■ The problem ■
In the text on the convolution operation device, which memory stores the convolution kernel MZ5 in the embodiment shown in FIG. 6?

■ Excerpted text ■
During the first period, the multiplexer MUX40 transmits the element X00 of the memory 412 to the register REG40, the multiplexer MUX41 transmits the element X01 of the memory 413 to the register REG41, the multiplexer MUX42 transmits the element X02 of the memory 414 to the register REG42, and the multiplexer MUX43 transmits the element X03 of the memory bank 415 to the register REG43. During the second period, the multiplexer MUX40 transmits the output of the register REG41 (element X01) to the register REG40, the multiplexer MUX41 transmits the output of the register REG42 (element X02) to the register REG41, the multiplexer MUX42 transmits the output of the register REG43 (element X03) to the register REG42, and the multiplexer MUX43 transmits the padding element P to the register REG43. During the third period, the multiplexer MUX40 transmits the output of the register REG41 (element X02) to the register REG40, the multiplexer MUX41 transmits the output of register REG42 (element X03) to the register REG41, the multiplexer MUX42 transmits the output of the register REG43 (padding element P) to the register REG42, and the multiplexer MUX43 transmits the padding element P to the register REG43. During the fourth period, the multiplexer MUX40 transmits the output of the register REG41 (element X03) to the register REG40, the multiplexer MUX41 transmits the output of the register REG42 (padding element P) to the register REG41, the multiplexer MUX42 transmits the output of register REG43 (padding element P) to the register REG42, and the multiplexer MUX43 transmits the padding element P to the register REG43.

FIG. 5 is a schematic diagram of a convolution operation according to another application example. In the embodiment shown in FIG. 5, it is assumed that elements of a matrix MX5 include X00, X01, X02, X03, X04, X05, X06, X07. X08 and X09, elements of a convolution kernel MZ5 include Z00, Z01, Z02 and Z03, a stride parameter of the convolution operation is 2, and a padding parameter of the convolution operation is 0. A number of elements of the matrix MX5 and the convolution kernel MZ5 may be any real number determined according to the actual application. Referring to FIG. 1 and FIG. 5, the memory 210 is used to store the matrix MX5 and the convolution kernel MZ5. Based on the content of the memory 210, the convolution operation circuit 220 may perform a convolution operation to obtain an operation result matrix MY5. Elements of the operation result matrix MY5 include Y00, Y01, Y02 and Y03.

FIG. 6 is a schematic circuit block diagram of a convolution operation device 600 according to another embodiment. The convolution operation device 600 shown in FIG. 6 includes a memory 611, a memory 612, a memory 613, a memory 614, a memory 615 and a convolution operation circuit 620. The memories 611-615 shown in FIG. 6 may be used as one of many implementations of the memory 210 shown in FIG. 1. Referring to FIG. 5 and FIG. 6, the elements Z00-Z03 of the convolution kernel MZ5 are stored in the memory 611. The elements X00, X04, and X08 (first part) of the matrix MX5 are stored in the memory 612, the elements X01, X05, and X09 (second part) of the matrix MX5 are stored in the memory 613, the elements X02 and X06 (third part) of the matrix MX5 are stored in the memory 614, and the elements X03 and X07 (fourth part) of the matrix MX5 are stored in the memory 615. The different parts of the matrix MX5 are stored in different memories 612-615 to avoid redundant storage of element data.

[Spatial layout data]
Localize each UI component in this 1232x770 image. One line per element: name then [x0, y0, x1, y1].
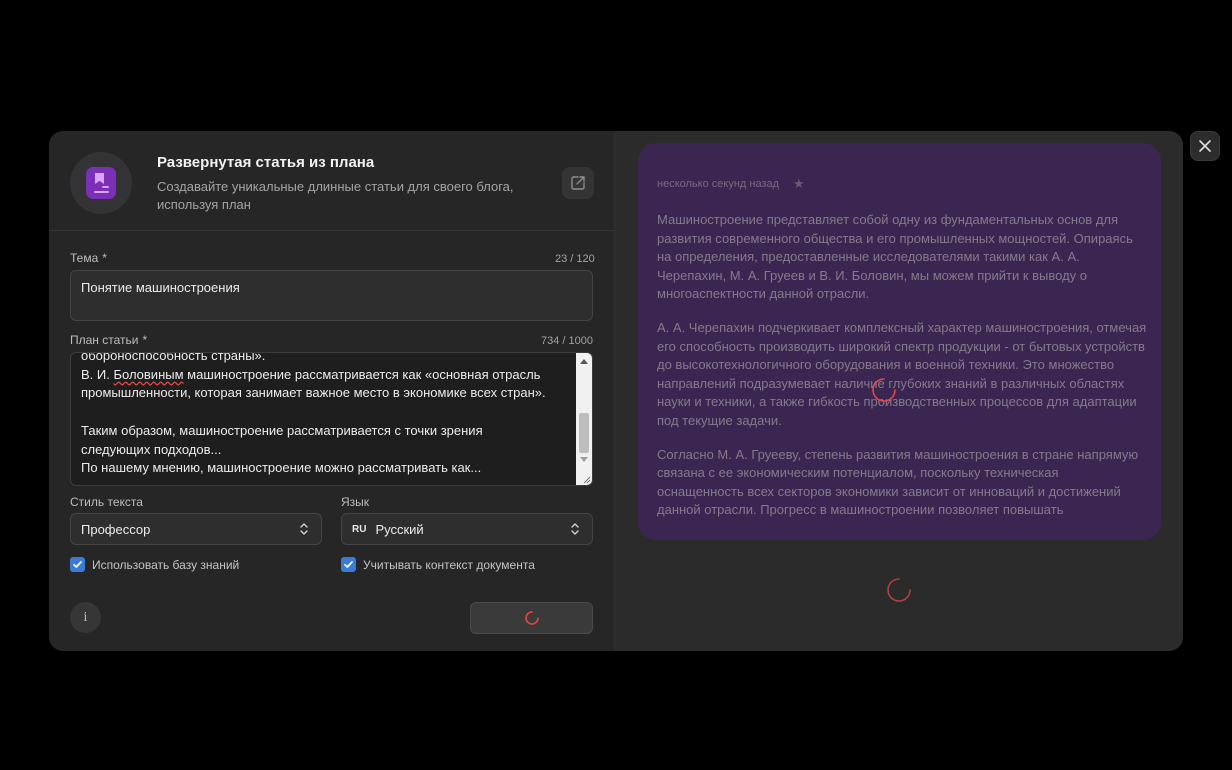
checkbox-checked-icon[interactable]: [341, 557, 356, 572]
chevron-updown-icon: [571, 523, 579, 535]
close-button[interactable]: [1190, 131, 1220, 161]
plan-scrollbar[interactable]: [576, 353, 592, 485]
doc-context-checkbox[interactable]: Учитывать контекст документа: [341, 557, 535, 572]
tool-description: Создавайте уникальные длинные статьи для…: [157, 179, 514, 212]
info-button[interactable]: i: [70, 602, 101, 633]
scroll-up-arrow-icon[interactable]: [580, 359, 588, 364]
style-select[interactable]: Профессор: [70, 513, 322, 545]
language-select[interactable]: RU Русский: [341, 513, 593, 545]
article-bookmark-icon: [86, 167, 116, 199]
favorite-star-icon[interactable]: ★: [793, 176, 805, 192]
info-icon: i: [83, 609, 88, 625]
plan-counter: 734 / 1000: [541, 335, 593, 347]
generate-button[interactable]: [470, 602, 593, 634]
plan-text: обороноспособность страны». В. И. Болови…: [81, 352, 546, 476]
result-meta: несколько секунд назад ★: [657, 176, 805, 192]
plan-line-misspelled: В. И. Боловиным машиностроение рассматри…: [81, 366, 541, 382]
result-panel: несколько секунд назад ★ Машиностроение …: [615, 131, 1183, 651]
topic-counter: 23 / 120: [555, 253, 595, 265]
tool-header: Развернутая статья из плана Создавайте у…: [49, 131, 614, 231]
chevron-updown-icon: [300, 523, 308, 535]
knowledge-base-label: Использовать базу знаний: [92, 557, 240, 572]
open-external-icon: [571, 176, 585, 190]
language-code: RU: [352, 523, 367, 535]
style-value: Профессор: [81, 521, 151, 537]
misspelled-word[interactable]: Боловиным: [113, 367, 183, 382]
doc-context-label: Учитывать контекст документа: [363, 557, 535, 572]
plan-label: План статьи *: [70, 333, 148, 347]
article-generator-modal: Развернутая статья из плана Создавайте у…: [49, 131, 1183, 651]
open-external-button[interactable]: [562, 167, 594, 199]
result-paragraph: Согласно М. А. Груееву, степень развития…: [657, 446, 1139, 518]
language-label: Язык: [341, 495, 370, 509]
scroll-thumb[interactable]: [579, 413, 589, 453]
scroll-down-arrow-icon[interactable]: [580, 457, 588, 462]
knowledge-base-checkbox[interactable]: Использовать базу знаний: [70, 557, 239, 572]
topic-label: Тема *: [70, 251, 107, 265]
style-label: Стиль текста: [70, 495, 143, 509]
close-icon: [1199, 140, 1211, 152]
result-paragraph: А. А. Черепахин подчеркивает комплексный…: [657, 319, 1147, 428]
result-card: несколько секунд назад ★ Машиностроение …: [638, 143, 1161, 540]
result-timestamp: несколько секунд назад: [657, 178, 780, 190]
checkbox-checked-icon[interactable]: [70, 557, 85, 572]
plan-textarea[interactable]: обороноспособность страны». В. И. Болови…: [70, 352, 593, 486]
language-value: Русский: [375, 521, 424, 537]
loading-spinner-icon: [524, 611, 539, 625]
resize-handle-icon[interactable]: [581, 474, 591, 484]
form-panel: Развернутая статья из плана Создавайте у…: [49, 131, 615, 651]
tool-avatar: [70, 152, 132, 214]
loading-spinner-icon: [887, 578, 911, 602]
topic-input[interactable]: Понятие машиностроения: [70, 270, 593, 321]
result-paragraph: Машиностроение представляет собой одну и…: [657, 212, 1133, 302]
loading-spinner-icon: [872, 378, 896, 402]
tool-title: Развернутая статья из плана: [157, 154, 375, 171]
result-text: Машиностроение представляет собой одну и…: [657, 211, 1147, 535]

■ Finished task ■
Memory 611